THE TASK
The records are set out below this line. Return exactly the lines from the one containing "Extract the structured" through the last, and exclude the pictures.

-- START OF PROVIDED INFORMATION --

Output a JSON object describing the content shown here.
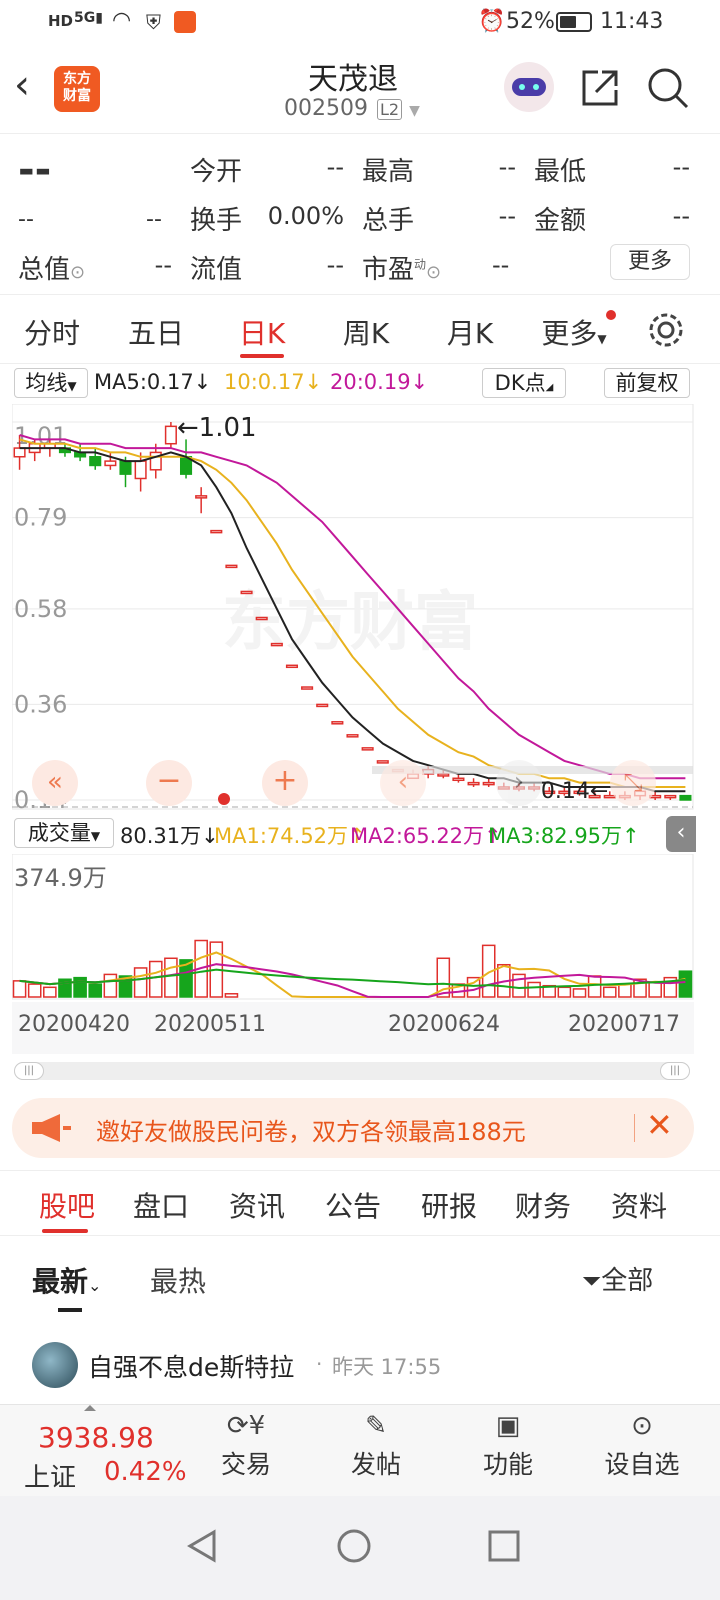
{
  "status": {
    "left_icons": [
      "HD",
      "5G",
      "wifi-icon",
      "shield-icon",
      "app-icon"
    ],
    "alarm": "alarm-icon",
    "battery": "52%",
    "time": "11:43"
  },
  "header": {
    "logo_line1": "东方",
    "logo_line2": "财富",
    "title": "天茂退",
    "code": "002509",
    "level": "L2"
  },
  "quote": {
    "price": "--",
    "change": "--",
    "change_pct": "--",
    "rows": [
      [
        {
          "label": "今开",
          "value": "--"
        },
        {
          "label": "最高",
          "value": "--"
        },
        {
          "label": "最低",
          "value": "--"
        }
      ],
      [
        {
          "label": "换手",
          "value": "0.00%"
        },
        {
          "label": "总手",
          "value": "--"
        },
        {
          "label": "金额",
          "value": "--"
        }
      ],
      [
        {
          "label": "总值",
          "value": "--"
        },
        {
          "label": "流值",
          "value": "--"
        },
        {
          "label": "市盈",
          "value": "--"
        }
      ]
    ],
    "pe_sup": "动",
    "more": "更多"
  },
  "ktabs": [
    "分时",
    "五日",
    "日K",
    "周K",
    "月K",
    "更多"
  ],
  "active_tab": "日K",
  "ma_bar": {
    "selector": "均线",
    "ma5": "MA5:0.17↓",
    "ma10": "10:0.17↓",
    "ma20": "20:0.19↓",
    "dk": "DK点",
    "adjust": "前复权",
    "colors": {
      "ma5": "#222222",
      "ma10": "#e8b21e",
      "ma20": "#c2189a"
    }
  },
  "kline": {
    "y_ticks": [
      "1.01",
      "0.79",
      "0.58",
      "0.36",
      "0.14"
    ],
    "max_label": "←1.01",
    "min_label": "0.14←",
    "watermark": "东方财富",
    "up_color": "#e0302c",
    "down_color": "#16a51c"
  },
  "volume_bar": {
    "selector": "成交量",
    "vol": "80.31万↓",
    "ma1": "MA1:74.52万↑",
    "ma2": "MA2:65.22万↑",
    "ma3": "MA3:82.95万↑",
    "max_label": "374.9万",
    "colors": {
      "ma1": "#e8b21e",
      "ma2": "#c2189a",
      "ma3": "#16a51c"
    }
  },
  "x_dates": [
    "20200420",
    "20200511",
    "20200624",
    "20200717"
  ],
  "chart_data": {
    "type": "candlestick",
    "y_ticks": [
      1.01,
      0.79,
      0.58,
      0.36,
      0.14
    ],
    "ylim": [
      0.14,
      1.01
    ],
    "candles": [
      {
        "o": 0.93,
        "c": 0.95,
        "h": 0.98,
        "l": 0.9
      },
      {
        "o": 0.94,
        "c": 0.96,
        "h": 0.97,
        "l": 0.92
      },
      {
        "o": 0.95,
        "c": 0.96,
        "h": 0.97,
        "l": 0.93
      },
      {
        "o": 0.95,
        "c": 0.94,
        "h": 0.96,
        "l": 0.93
      },
      {
        "o": 0.94,
        "c": 0.93,
        "h": 0.96,
        "l": 0.92
      },
      {
        "o": 0.93,
        "c": 0.91,
        "h": 0.95,
        "l": 0.9
      },
      {
        "o": 0.91,
        "c": 0.92,
        "h": 0.94,
        "l": 0.9
      },
      {
        "o": 0.92,
        "c": 0.89,
        "h": 0.93,
        "l": 0.86
      },
      {
        "o": 0.88,
        "c": 0.92,
        "h": 0.94,
        "l": 0.85
      },
      {
        "o": 0.9,
        "c": 0.94,
        "h": 0.96,
        "l": 0.88
      },
      {
        "o": 0.96,
        "c": 1.0,
        "h": 1.01,
        "l": 0.95
      },
      {
        "o": 0.93,
        "c": 0.89,
        "h": 0.97,
        "l": 0.88
      },
      {
        "o": 0.84,
        "c": 0.84,
        "h": 0.86,
        "l": 0.8
      },
      {
        "o": 0.76,
        "c": 0.76,
        "h": 0.76,
        "l": 0.76
      },
      {
        "o": 0.68,
        "c": 0.68,
        "h": 0.68,
        "l": 0.68
      },
      {
        "o": 0.62,
        "c": 0.62,
        "h": 0.62,
        "l": 0.62
      },
      {
        "o": 0.56,
        "c": 0.56,
        "h": 0.56,
        "l": 0.56
      },
      {
        "o": 0.5,
        "c": 0.5,
        "h": 0.5,
        "l": 0.5
      },
      {
        "o": 0.45,
        "c": 0.45,
        "h": 0.45,
        "l": 0.45
      },
      {
        "o": 0.4,
        "c": 0.4,
        "h": 0.4,
        "l": 0.4
      },
      {
        "o": 0.36,
        "c": 0.36,
        "h": 0.36,
        "l": 0.36
      },
      {
        "o": 0.32,
        "c": 0.32,
        "h": 0.32,
        "l": 0.32
      },
      {
        "o": 0.29,
        "c": 0.29,
        "h": 0.29,
        "l": 0.29
      },
      {
        "o": 0.26,
        "c": 0.26,
        "h": 0.26,
        "l": 0.26
      },
      {
        "o": 0.23,
        "c": 0.23,
        "h": 0.23,
        "l": 0.23
      },
      {
        "o": 0.21,
        "c": 0.21,
        "h": 0.21,
        "l": 0.21
      },
      {
        "o": 0.19,
        "c": 0.2,
        "h": 0.21,
        "l": 0.19
      },
      {
        "o": 0.2,
        "c": 0.21,
        "h": 0.22,
        "l": 0.19
      },
      {
        "o": 0.2,
        "c": 0.2,
        "h": 0.21,
        "l": 0.19
      },
      {
        "o": 0.19,
        "c": 0.19,
        "h": 0.2,
        "l": 0.18
      },
      {
        "o": 0.18,
        "c": 0.18,
        "h": 0.19,
        "l": 0.17
      },
      {
        "o": 0.18,
        "c": 0.18,
        "h": 0.19,
        "l": 0.17
      },
      {
        "o": 0.17,
        "c": 0.17,
        "h": 0.18,
        "l": 0.17
      },
      {
        "o": 0.17,
        "c": 0.17,
        "h": 0.18,
        "l": 0.16
      },
      {
        "o": 0.17,
        "c": 0.17,
        "h": 0.18,
        "l": 0.16
      },
      {
        "o": 0.16,
        "c": 0.16,
        "h": 0.17,
        "l": 0.16
      },
      {
        "o": 0.16,
        "c": 0.16,
        "h": 0.17,
        "l": 0.15
      },
      {
        "o": 0.16,
        "c": 0.16,
        "h": 0.17,
        "l": 0.15
      },
      {
        "o": 0.15,
        "c": 0.15,
        "h": 0.16,
        "l": 0.15
      },
      {
        "o": 0.15,
        "c": 0.15,
        "h": 0.16,
        "l": 0.15
      },
      {
        "o": 0.15,
        "c": 0.15,
        "h": 0.16,
        "l": 0.14
      },
      {
        "o": 0.15,
        "c": 0.16,
        "h": 0.16,
        "l": 0.14
      },
      {
        "o": 0.15,
        "c": 0.15,
        "h": 0.16,
        "l": 0.14
      },
      {
        "o": 0.15,
        "c": 0.15,
        "h": 0.15,
        "l": 0.14
      },
      {
        "o": 0.15,
        "c": 0.14,
        "h": 0.15,
        "l": 0.14
      }
    ],
    "ma5": [
      0.95,
      0.95,
      0.95,
      0.95,
      0.94,
      0.94,
      0.93,
      0.92,
      0.92,
      0.93,
      0.94,
      0.93,
      0.91,
      0.86,
      0.8,
      0.72,
      0.65,
      0.58,
      0.51,
      0.46,
      0.41,
      0.37,
      0.33,
      0.3,
      0.27,
      0.25,
      0.23,
      0.22,
      0.21,
      0.2,
      0.2,
      0.19,
      0.19,
      0.18,
      0.18,
      0.18,
      0.17,
      0.17,
      0.17,
      0.17,
      0.17,
      0.17,
      0.16,
      0.16,
      0.16
    ],
    "ma10": [
      0.97,
      0.96,
      0.96,
      0.96,
      0.95,
      0.95,
      0.94,
      0.94,
      0.93,
      0.93,
      0.93,
      0.93,
      0.92,
      0.9,
      0.87,
      0.83,
      0.78,
      0.73,
      0.67,
      0.62,
      0.57,
      0.52,
      0.47,
      0.43,
      0.39,
      0.35,
      0.32,
      0.29,
      0.27,
      0.25,
      0.24,
      0.22,
      0.21,
      0.2,
      0.2,
      0.19,
      0.19,
      0.18,
      0.18,
      0.18,
      0.17,
      0.17,
      0.17,
      0.17,
      0.17
    ],
    "ma20": [
      0.98,
      0.97,
      0.97,
      0.97,
      0.96,
      0.96,
      0.96,
      0.95,
      0.95,
      0.95,
      0.95,
      0.94,
      0.94,
      0.93,
      0.92,
      0.91,
      0.89,
      0.87,
      0.84,
      0.81,
      0.78,
      0.74,
      0.7,
      0.66,
      0.62,
      0.58,
      0.54,
      0.5,
      0.46,
      0.42,
      0.39,
      0.35,
      0.32,
      0.29,
      0.27,
      0.25,
      0.23,
      0.22,
      0.21,
      0.2,
      0.2,
      0.19,
      0.19,
      0.19,
      0.19
    ],
    "volume_max": 374.9,
    "volume_unit": "万",
    "volumes": [
      50,
      40,
      30,
      55,
      60,
      40,
      70,
      65,
      90,
      110,
      120,
      115,
      175,
      170,
      10,
      0,
      0,
      0,
      0,
      0,
      0,
      0,
      0,
      0,
      0,
      0,
      0,
      0,
      120,
      40,
      60,
      160,
      100,
      70,
      45,
      35,
      30,
      25,
      65,
      30,
      40,
      55,
      45,
      60,
      80
    ],
    "dates": [
      "20200420",
      "20200511",
      "20200624",
      "20200717"
    ]
  },
  "banner": {
    "text": "邀好友做股民问卷，双方各领最高188元"
  },
  "subtabs": [
    "股吧",
    "盘口",
    "资讯",
    "公告",
    "研报",
    "财务",
    "资料"
  ],
  "active_subtab": "股吧",
  "feed": {
    "sort_latest": "最新",
    "sort_hot": "最热",
    "filter": "全部",
    "post_user": "自强不息de斯特拉",
    "post_time": "昨天 17:55"
  },
  "bottom": {
    "index_value": "3938.98",
    "index_name": "上证",
    "index_change": "0.42%",
    "items": [
      "交易",
      "发帖",
      "功能",
      "设自选"
    ]
  }
}
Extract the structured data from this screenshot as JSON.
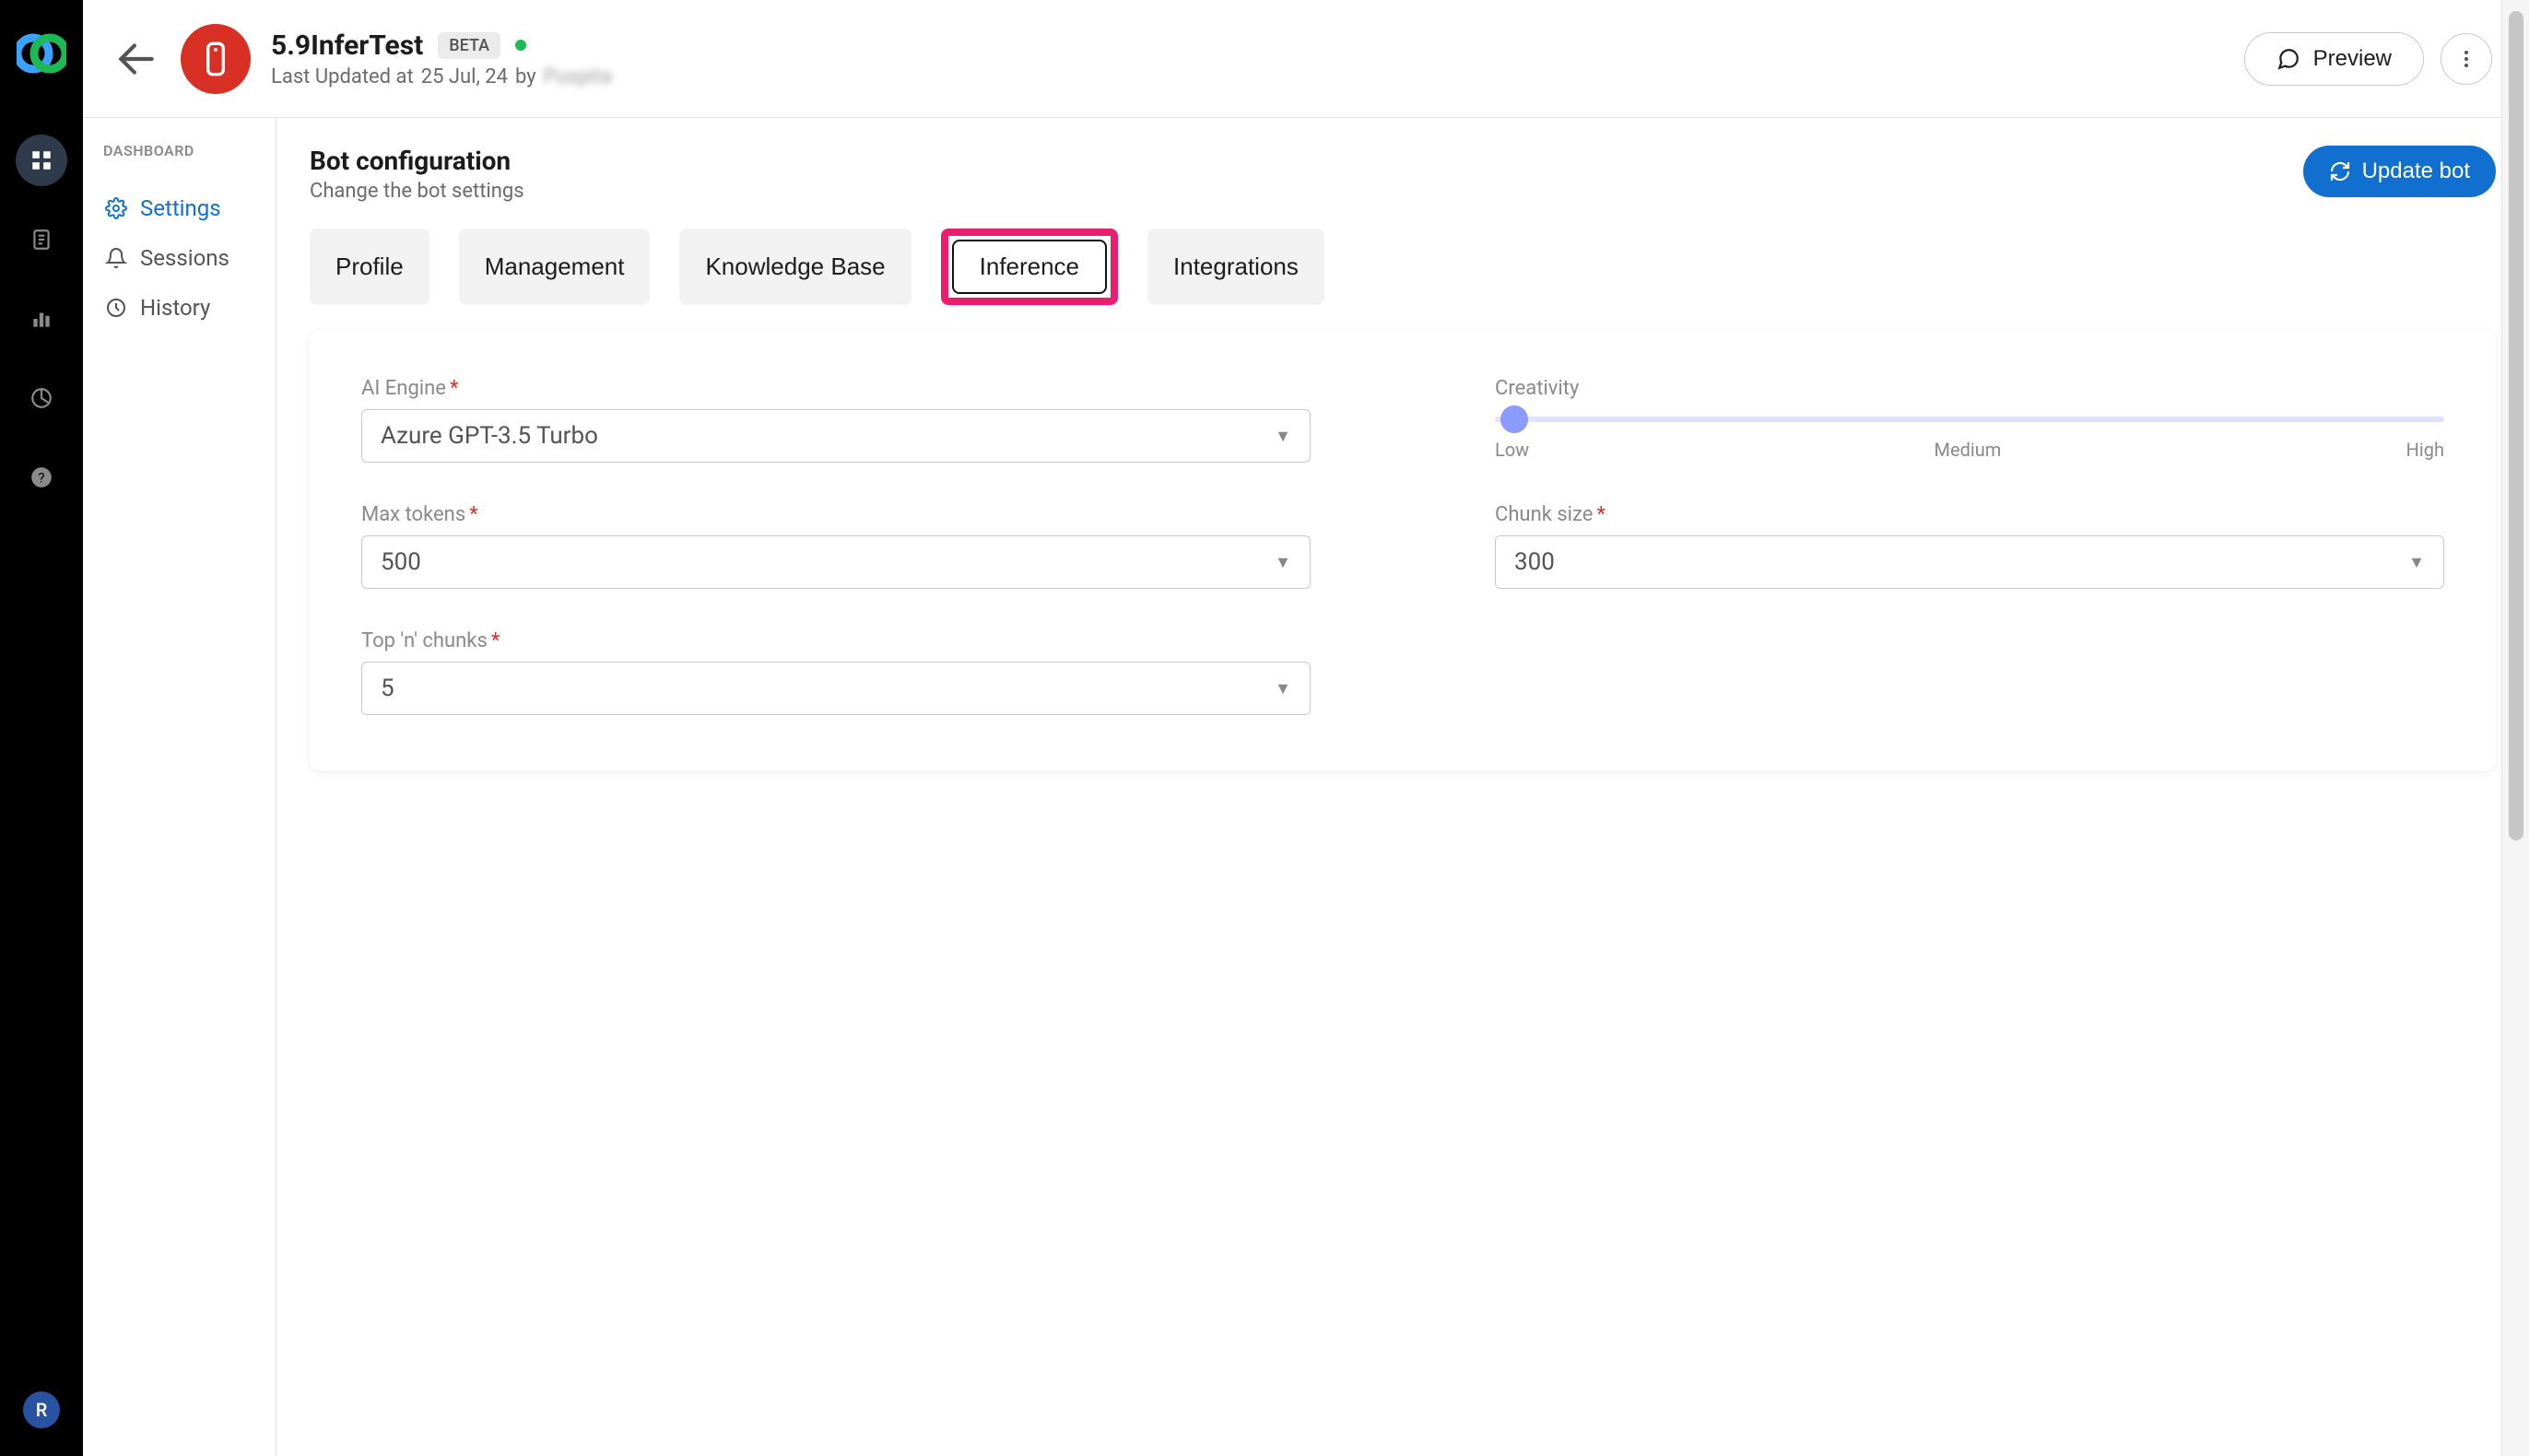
{
  "rail": {
    "avatar_initial": "R"
  },
  "header": {
    "bot_title": "5.9InferTest",
    "beta_label": "BETA",
    "last_updated_prefix": "Last Updated at ",
    "last_updated_date": "25 Jul, 24",
    "by_word": " by ",
    "author": "Puspita",
    "preview_label": "Preview"
  },
  "sidebar": {
    "heading": "DASHBOARD",
    "items": [
      {
        "label": "Settings"
      },
      {
        "label": "Sessions"
      },
      {
        "label": "History"
      }
    ]
  },
  "page": {
    "title": "Bot configuration",
    "subtitle": "Change the bot settings",
    "update_label": "Update bot"
  },
  "tabs": [
    {
      "label": "Profile"
    },
    {
      "label": "Management"
    },
    {
      "label": "Knowledge Base"
    },
    {
      "label": "Inference"
    },
    {
      "label": "Integrations"
    }
  ],
  "form": {
    "ai_engine_label": "AI Engine",
    "ai_engine_value": "Azure GPT-3.5 Turbo",
    "creativity_label": "Creativity",
    "creativity_low": "Low",
    "creativity_medium": "Medium",
    "creativity_high": "High",
    "max_tokens_label": "Max tokens",
    "max_tokens_value": "500",
    "chunk_size_label": "Chunk size",
    "chunk_size_value": "300",
    "top_n_label": "Top 'n' chunks",
    "top_n_value": "5"
  }
}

-- END OF PROVIDED INFORMATION --

OUTPUT OF THE EXERCISE
Extract the structured data from this screenshot as JSON.
{
  "rail": {
    "avatar_initial": "R"
  },
  "header": {
    "bot_title": "5.9InferTest",
    "beta_label": "BETA",
    "last_updated_prefix": "Last Updated at ",
    "last_updated_date": "25 Jul, 24",
    "by_word": " by ",
    "author": "Puspita",
    "preview_label": "Preview"
  },
  "sidebar": {
    "heading": "DASHBOARD",
    "items": [
      {
        "label": "Settings"
      },
      {
        "label": "Sessions"
      },
      {
        "label": "History"
      }
    ]
  },
  "page": {
    "title": "Bot configuration",
    "subtitle": "Change the bot settings",
    "update_label": "Update bot"
  },
  "tabs": [
    {
      "label": "Profile"
    },
    {
      "label": "Management"
    },
    {
      "label": "Knowledge Base"
    },
    {
      "label": "Inference"
    },
    {
      "label": "Integrations"
    }
  ],
  "form": {
    "ai_engine_label": "AI Engine",
    "ai_engine_value": "Azure GPT-3.5 Turbo",
    "creativity_label": "Creativity",
    "creativity_low": "Low",
    "creativity_medium": "Medium",
    "creativity_high": "High",
    "max_tokens_label": "Max tokens",
    "max_tokens_value": "500",
    "chunk_size_label": "Chunk size",
    "chunk_size_value": "300",
    "top_n_label": "Top 'n' chunks",
    "top_n_value": "5"
  }
}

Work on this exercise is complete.